EXERCISE PROMPT: Search the listing below for the word "Diameter" and copy each line that holds it.

--------------------

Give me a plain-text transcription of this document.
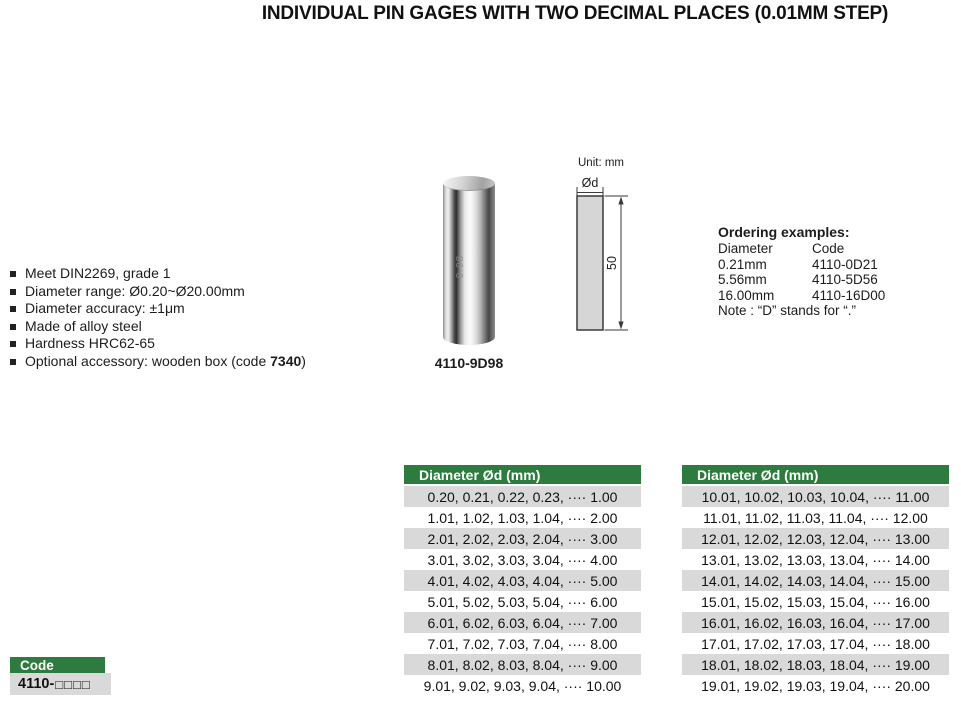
INDIVIDUAL PIN GAGES WITH TWO DECIMAL PLACES (0.01MM STEP)
Meet DIN2269, grade 1
Diameter range: Ø0.20~Ø20.00mm
Diameter accuracy: ±1μm
Made of alloy steel
Hardness HRC62-65
Optional accessory: wooden box (code 7340)
9.98
4110-9D98
Unit: mm
Ød
50
Ordering examples:
Diameter	Code
0.21mm	4110-0D21
5.56mm	4110-5D56
16.00mm	4110-16D00
Note : “D” stands for “.”
Diameter Ød (mm)
0.20, 0.21, 0.22, 0.23, ···· 1.00
1.01, 1.02, 1.03, 1.04, ···· 2.00
2.01, 2.02, 2.03, 2.04, ···· 3.00
3.01, 3.02, 3.03, 3.04, ···· 4.00
4.01, 4.02, 4.03, 4.04, ···· 5.00
5.01, 5.02, 5.03, 5.04, ···· 6.00
6.01, 6.02, 6.03, 6.04, ···· 7.00
7.01, 7.02, 7.03, 7.04, ···· 8.00
8.01, 8.02, 8.03, 8.04, ···· 9.00
9.01, 9.02, 9.03, 9.04, ···· 10.00
Diameter Ød (mm)
10.01, 10.02, 10.03, 10.04, ···· 11.00
11.01, 11.02, 11.03, 11.04, ···· 12.00
12.01, 12.02, 12.03, 12.04, ···· 13.00
13.01, 13.02, 13.03, 13.04, ···· 14.00
14.01, 14.02, 14.03, 14.04, ···· 15.00
15.01, 15.02, 15.03, 15.04, ···· 16.00
16.01, 16.02, 16.03, 16.04, ···· 17.00
17.01, 17.02, 17.03, 17.04, ···· 18.00
18.01, 18.02, 18.03, 18.04, ···· 19.00
19.01, 19.02, 19.03, 19.04, ···· 20.00
Code
4110- □□□□
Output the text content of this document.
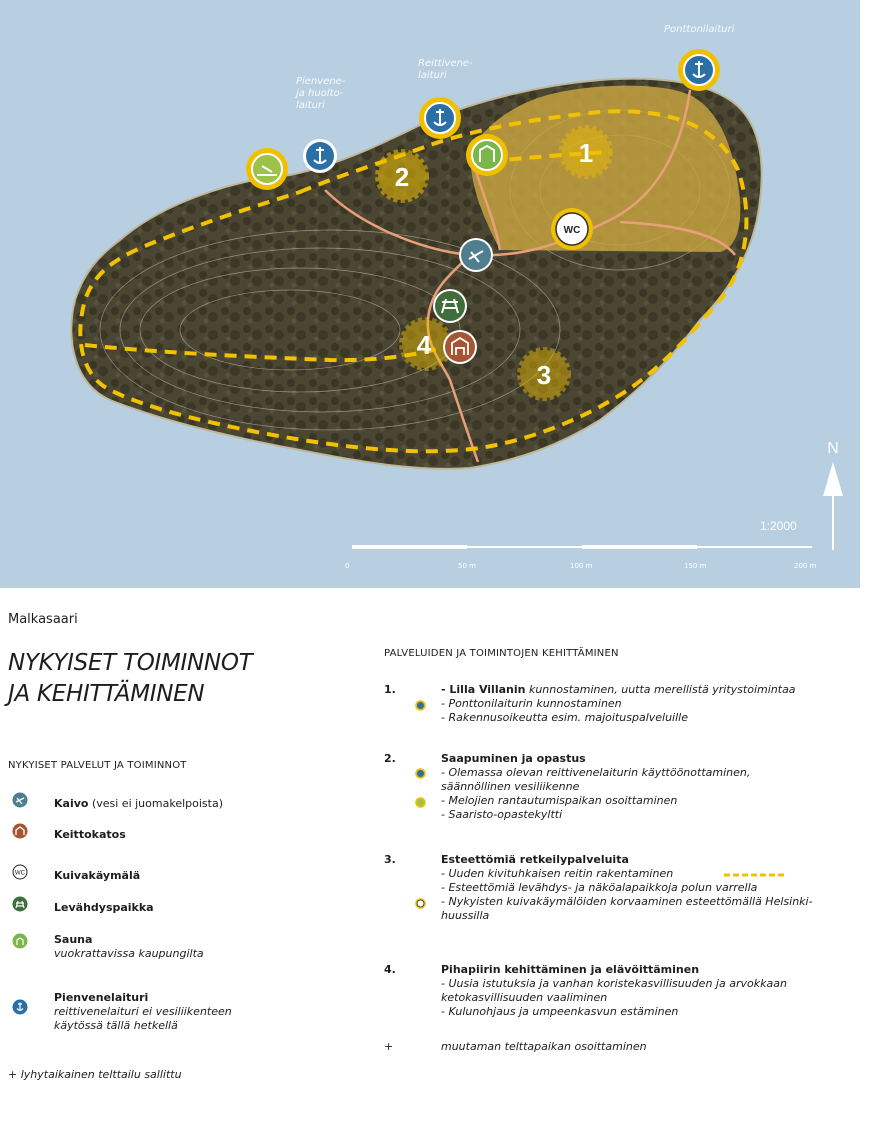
2
1
3
4
WC
N
1:2000
Pienvene- ja huolto- laituri
Reittivene- laituri
Ponttonilaituri
0	50 m	100 m	150 m	200 m
Malkasaari
NYKYISET TOIMINNOT
JA KEHITTÄMINEN
NYKYISET PALVELUT JA TOIMINNOT
Kaivo (vesi ei juomakelpoista)
Keittokatos
WC	Kuivakäymälä
Levähdyspaikka
Sauna
vuokrattavissa kaupungilta
Pienvenelaituri
reittivenelaituri ei vesiliikenteen käytössä tällä hetkellä
+ lyhytaikainen telttailu sallittu
PALVELUIDEN JA TOIMINTOJEN KEHITTÄMINEN
1.	- Lilla Villanin kunnostaminen, uutta merellistä yritystoimintaa
- Ponttonilaiturin kunnostaminen
- Rakennusoikeutta esim. majoituspalveluille
2.	Saapuminen ja opastus
- Olemassa olevan reittivenelaiturin käyttöönottaminen, säännöllinen vesiliikenne
- Melojien rantautumispaikan osoittaminen
- Saaristo-opastekyltti
3.	Esteettömiä retkeilypalveluita
- Uuden kivituhkaisen reitin rakentaminen
- Esteettömiä levähdys- ja näköalapaikkoja polun varrella
- Nykyisten kuivakäymälöiden korvaaminen esteettömällä Helsinki-huussilla
4.	Pihapiirin kehittäminen ja elävöittäminen
- Uusia istutuksia ja vanhan koristekasvillisuuden ja arvokkaan ketokasvillisuuden vaaliminen
- Kulunohjaus ja umpeenkasvun estäminen
+	muutaman telttapaikan osoittaminen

--------------------

THE SOLUTION:
Diameter range: Ø0.20~Ø20.00mm
Diameter accuracy: ±1μm
Diameter	Code
Diameter Ød (mm)
Diameter Ød (mm)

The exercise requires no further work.